[Entries from a dataset]
■ ■ ■

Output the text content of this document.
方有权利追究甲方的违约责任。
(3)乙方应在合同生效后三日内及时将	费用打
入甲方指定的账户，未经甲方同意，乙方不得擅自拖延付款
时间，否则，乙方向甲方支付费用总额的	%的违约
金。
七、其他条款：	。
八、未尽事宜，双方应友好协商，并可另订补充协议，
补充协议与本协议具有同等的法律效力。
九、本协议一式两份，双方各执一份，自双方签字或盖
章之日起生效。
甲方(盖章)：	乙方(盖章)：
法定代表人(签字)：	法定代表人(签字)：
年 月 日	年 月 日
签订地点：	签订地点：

■ ■ ■

EXERCISE OBJECTIVE: Faithfully copy every entry, leaving nothing out.

REPLY TO THE TASK:
Output the text content of this document.
方有权利追究甲方的违约责任。
(3)乙方应在合同生效后三日内及时将	费用打
入甲方指定的账户，未经甲方同意，乙方不得擅自拖延付款
时间，否则，乙方向甲方支付费用总额的	%的违约
金。
七、其他条款：	。
八、未尽事宜，双方应友好协商，并可另订补充协议，
补充协议与本协议具有同等的法律效力。
九、本协议一式两份，双方各执一份，自双方签字或盖
章之日起生效。
甲方(盖章)：	乙方(盖章)：
法定代表人(签字)：	法定代表人(签字)：
年 月 日	年 月 日
签订地点：	签订地点：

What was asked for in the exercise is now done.